* Stored records *
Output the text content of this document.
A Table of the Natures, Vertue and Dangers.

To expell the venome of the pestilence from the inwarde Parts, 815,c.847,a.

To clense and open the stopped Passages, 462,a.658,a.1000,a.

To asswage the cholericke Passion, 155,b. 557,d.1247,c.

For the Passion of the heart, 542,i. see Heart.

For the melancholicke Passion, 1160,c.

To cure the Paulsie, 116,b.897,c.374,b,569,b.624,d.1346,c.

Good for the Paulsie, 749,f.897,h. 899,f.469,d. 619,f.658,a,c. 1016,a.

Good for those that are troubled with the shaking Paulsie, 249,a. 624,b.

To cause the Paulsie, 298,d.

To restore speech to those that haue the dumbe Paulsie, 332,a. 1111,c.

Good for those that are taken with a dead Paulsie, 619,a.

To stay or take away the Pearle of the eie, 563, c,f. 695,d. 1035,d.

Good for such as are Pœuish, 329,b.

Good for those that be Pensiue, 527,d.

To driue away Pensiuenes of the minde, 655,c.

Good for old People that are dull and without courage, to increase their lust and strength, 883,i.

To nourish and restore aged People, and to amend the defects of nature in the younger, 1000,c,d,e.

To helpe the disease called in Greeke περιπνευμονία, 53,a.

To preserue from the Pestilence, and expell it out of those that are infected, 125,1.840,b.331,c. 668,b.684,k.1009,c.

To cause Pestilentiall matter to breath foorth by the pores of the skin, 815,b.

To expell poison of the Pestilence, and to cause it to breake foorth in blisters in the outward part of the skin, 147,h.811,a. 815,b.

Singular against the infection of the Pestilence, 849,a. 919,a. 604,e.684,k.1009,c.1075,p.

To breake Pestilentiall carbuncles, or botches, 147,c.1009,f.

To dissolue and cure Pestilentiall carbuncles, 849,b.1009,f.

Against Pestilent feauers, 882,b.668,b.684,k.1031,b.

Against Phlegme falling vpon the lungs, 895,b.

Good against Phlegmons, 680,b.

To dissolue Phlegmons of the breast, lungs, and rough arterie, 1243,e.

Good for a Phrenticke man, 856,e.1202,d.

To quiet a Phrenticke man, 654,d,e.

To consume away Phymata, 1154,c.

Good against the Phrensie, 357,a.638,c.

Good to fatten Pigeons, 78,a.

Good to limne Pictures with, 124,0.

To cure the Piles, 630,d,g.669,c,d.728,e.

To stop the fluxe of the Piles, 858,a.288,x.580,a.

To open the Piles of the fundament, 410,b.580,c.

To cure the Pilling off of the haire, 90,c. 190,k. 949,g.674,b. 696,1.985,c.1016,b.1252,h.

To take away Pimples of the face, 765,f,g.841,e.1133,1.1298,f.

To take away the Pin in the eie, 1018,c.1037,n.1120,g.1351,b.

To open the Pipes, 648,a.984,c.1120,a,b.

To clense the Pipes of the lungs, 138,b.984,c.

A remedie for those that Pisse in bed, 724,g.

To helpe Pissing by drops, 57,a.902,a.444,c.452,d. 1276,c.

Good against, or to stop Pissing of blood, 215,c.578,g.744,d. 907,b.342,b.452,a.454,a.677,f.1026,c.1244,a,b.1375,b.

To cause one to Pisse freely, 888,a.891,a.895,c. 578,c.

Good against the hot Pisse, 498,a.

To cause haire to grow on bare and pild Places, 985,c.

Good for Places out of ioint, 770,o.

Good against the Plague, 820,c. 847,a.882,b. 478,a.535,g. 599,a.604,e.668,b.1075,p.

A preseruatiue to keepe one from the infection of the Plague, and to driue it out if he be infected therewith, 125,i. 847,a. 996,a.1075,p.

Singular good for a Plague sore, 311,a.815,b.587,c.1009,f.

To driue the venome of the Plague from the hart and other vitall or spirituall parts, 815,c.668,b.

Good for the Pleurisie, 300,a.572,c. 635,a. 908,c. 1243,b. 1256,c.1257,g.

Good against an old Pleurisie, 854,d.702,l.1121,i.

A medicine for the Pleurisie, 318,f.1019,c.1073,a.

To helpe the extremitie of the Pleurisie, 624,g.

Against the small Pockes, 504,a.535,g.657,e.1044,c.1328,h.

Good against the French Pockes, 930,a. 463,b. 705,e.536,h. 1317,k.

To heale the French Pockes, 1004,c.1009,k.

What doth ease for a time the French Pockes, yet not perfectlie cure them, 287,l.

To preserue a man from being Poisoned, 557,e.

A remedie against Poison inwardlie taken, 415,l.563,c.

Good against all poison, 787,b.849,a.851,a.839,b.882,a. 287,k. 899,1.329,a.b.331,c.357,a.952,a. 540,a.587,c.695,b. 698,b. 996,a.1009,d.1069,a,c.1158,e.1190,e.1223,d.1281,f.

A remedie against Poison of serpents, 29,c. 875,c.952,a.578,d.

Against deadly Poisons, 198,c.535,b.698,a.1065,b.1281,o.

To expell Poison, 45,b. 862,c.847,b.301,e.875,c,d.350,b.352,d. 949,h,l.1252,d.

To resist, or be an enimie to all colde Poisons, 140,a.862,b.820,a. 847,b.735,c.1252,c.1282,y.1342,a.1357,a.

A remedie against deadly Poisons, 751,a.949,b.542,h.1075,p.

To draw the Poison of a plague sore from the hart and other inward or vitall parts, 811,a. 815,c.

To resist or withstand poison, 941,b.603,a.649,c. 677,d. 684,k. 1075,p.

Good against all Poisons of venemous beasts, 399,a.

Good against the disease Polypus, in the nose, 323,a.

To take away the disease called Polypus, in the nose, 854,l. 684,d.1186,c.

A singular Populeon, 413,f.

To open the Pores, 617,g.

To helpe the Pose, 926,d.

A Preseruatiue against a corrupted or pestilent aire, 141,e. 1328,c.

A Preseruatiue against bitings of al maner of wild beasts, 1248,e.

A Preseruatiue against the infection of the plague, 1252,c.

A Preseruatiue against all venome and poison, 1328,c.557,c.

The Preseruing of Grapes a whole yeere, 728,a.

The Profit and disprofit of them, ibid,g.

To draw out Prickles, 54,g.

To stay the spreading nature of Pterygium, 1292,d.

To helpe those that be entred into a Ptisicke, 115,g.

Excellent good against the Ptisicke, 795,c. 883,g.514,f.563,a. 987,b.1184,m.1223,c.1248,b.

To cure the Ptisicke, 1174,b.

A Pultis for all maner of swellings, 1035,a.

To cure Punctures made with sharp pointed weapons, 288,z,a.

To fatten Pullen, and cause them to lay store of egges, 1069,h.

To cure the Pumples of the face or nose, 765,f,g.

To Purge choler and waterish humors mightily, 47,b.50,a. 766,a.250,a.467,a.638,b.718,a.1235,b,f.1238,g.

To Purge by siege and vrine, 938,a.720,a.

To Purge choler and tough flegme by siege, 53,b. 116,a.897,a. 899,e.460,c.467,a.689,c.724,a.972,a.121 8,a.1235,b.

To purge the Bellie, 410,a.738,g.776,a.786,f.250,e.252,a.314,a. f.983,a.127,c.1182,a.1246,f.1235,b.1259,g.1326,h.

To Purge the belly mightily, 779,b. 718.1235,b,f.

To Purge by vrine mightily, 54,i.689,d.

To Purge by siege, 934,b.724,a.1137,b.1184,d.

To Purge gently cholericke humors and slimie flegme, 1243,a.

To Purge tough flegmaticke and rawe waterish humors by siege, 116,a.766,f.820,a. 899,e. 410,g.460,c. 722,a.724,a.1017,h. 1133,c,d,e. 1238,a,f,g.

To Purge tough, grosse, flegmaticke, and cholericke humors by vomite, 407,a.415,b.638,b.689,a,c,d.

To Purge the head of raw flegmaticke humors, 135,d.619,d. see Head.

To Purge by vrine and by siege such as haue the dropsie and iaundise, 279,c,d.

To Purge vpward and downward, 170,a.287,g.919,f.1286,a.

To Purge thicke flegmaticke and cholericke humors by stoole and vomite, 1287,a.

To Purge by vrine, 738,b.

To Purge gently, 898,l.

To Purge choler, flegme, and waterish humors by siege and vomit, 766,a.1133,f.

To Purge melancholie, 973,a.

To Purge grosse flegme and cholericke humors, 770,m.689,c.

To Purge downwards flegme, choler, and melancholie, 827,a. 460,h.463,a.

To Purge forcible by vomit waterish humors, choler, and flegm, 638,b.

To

* Exercise brief *
Return each line with "Pissing".

* Response *
To helpe Pissing by drops, 57,a.902,a.444,c.452,d. 1276,c.
Good against, or to stop Pissing of blood, 215,c.578,g.744,d. 907,b.342,b.452,a.454,a.677,f.1026,c.1244,a,b.1375,b.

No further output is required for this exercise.